PROBLEM TO WORK ON >> Repeat the records below exactly, leaving out any pictures.

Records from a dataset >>
▶

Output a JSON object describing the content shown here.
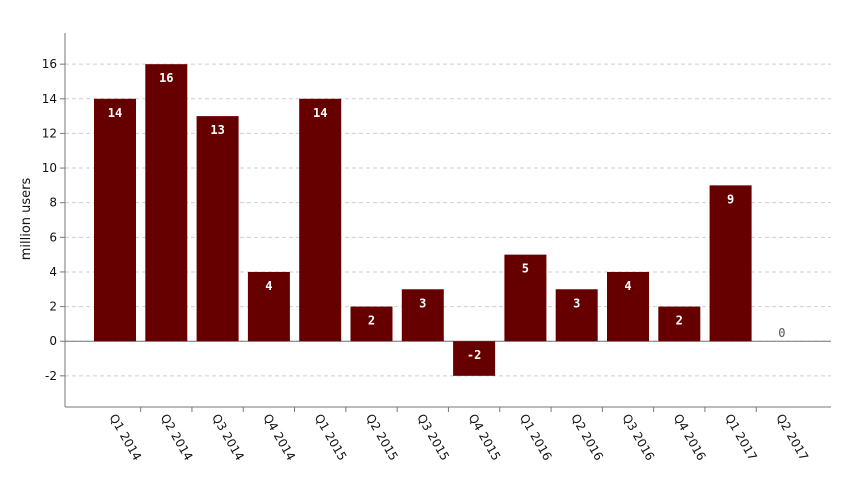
{
  "chart_data": {
    "type": "bar",
    "categories": [
      "Q1 2014",
      "Q2 2014",
      "Q3 2014",
      "Q4 2014",
      "Q1 2015",
      "Q2 2015",
      "Q3 2015",
      "Q4 2015",
      "Q1 2016",
      "Q2 2016",
      "Q3 2016",
      "Q4 2016",
      "Q1 2017",
      "Q2 2017"
    ],
    "values": [
      14,
      16,
      13,
      4,
      14,
      2,
      3,
      -2,
      5,
      3,
      4,
      2,
      9,
      0
    ],
    "data_labels": [
      "14",
      "16",
      "13",
      "4",
      "14",
      "2",
      "3",
      "-2",
      "5",
      "3",
      "4",
      "2",
      "9",
      "0"
    ],
    "title": "",
    "xlabel": "",
    "ylabel": "million users",
    "ylim": [
      -3.8,
      17.8
    ],
    "yticks": [
      -2,
      0,
      2,
      4,
      6,
      8,
      10,
      12,
      14,
      16
    ],
    "ytick_labels": [
      "-2",
      "0",
      "2",
      "4",
      "6",
      "8",
      "10",
      "12",
      "14",
      "16"
    ],
    "grid": true,
    "legend": "none",
    "colors": {
      "bar": "#660000",
      "grid": "#cfcfcf",
      "axis": "#777777"
    }
  }
}
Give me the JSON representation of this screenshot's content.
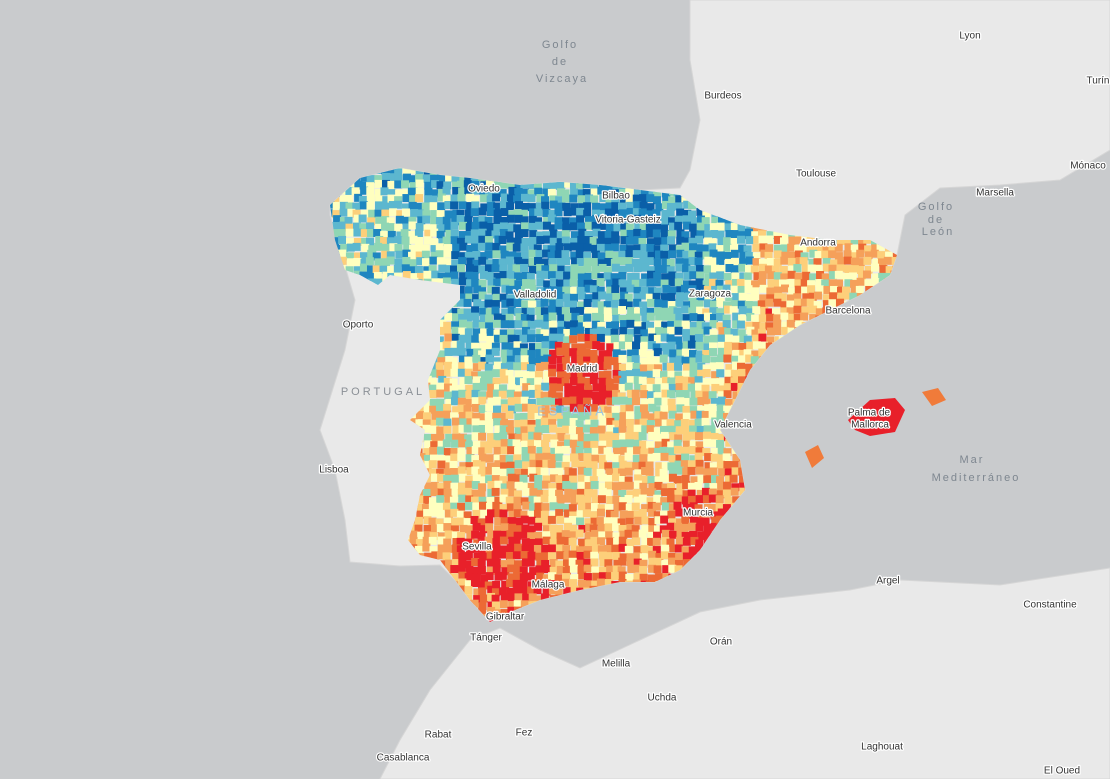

◀

ANSWER TO THE EXERCISE >>
Output a JSON object describing the content shown here.
{
  "chart_data": {
    "type": "bar",
    "categories": [
      "Q1 2014",
      "Q2 2014",
      "Q3 2014",
      "Q4 2014",
      "Q1 2015",
      "Q2 2015",
      "Q3 2015",
      "Q4 2015",
      "Q1 2016",
      "Q2 2016",
      "Q3 2016",
      "Q4 2016",
      "Q1 2017",
      "Q2 2017"
    ],
    "values": [
      14,
      16,
      13,
      4,
      14,
      2,
      3,
      -2,
      5,
      3,
      4,
      2,
      9,
      0
    ],
    "data_labels": [
      "14",
      "16",
      "13",
      "4",
      "14",
      "2",
      "3",
      "-2",
      "5",
      "3",
      "4",
      "2",
      "9",
      "0"
    ],
    "title": "",
    "xlabel": "",
    "ylabel": "million users",
    "ylim": [
      -3.8,
      17.8
    ],
    "yticks": [
      -2,
      0,
      2,
      4,
      6,
      8,
      10,
      12,
      14,
      16
    ],
    "ytick_labels": [
      "-2",
      "0",
      "2",
      "4",
      "6",
      "8",
      "10",
      "12",
      "14",
      "16"
    ],
    "grid": true,
    "legend": "none",
    "colors": {
      "bar": "#660000",
      "grid": "#cfcfcf",
      "axis": "#777777"
    }
  }
}
Give me the JSON representation of this screenshot's content.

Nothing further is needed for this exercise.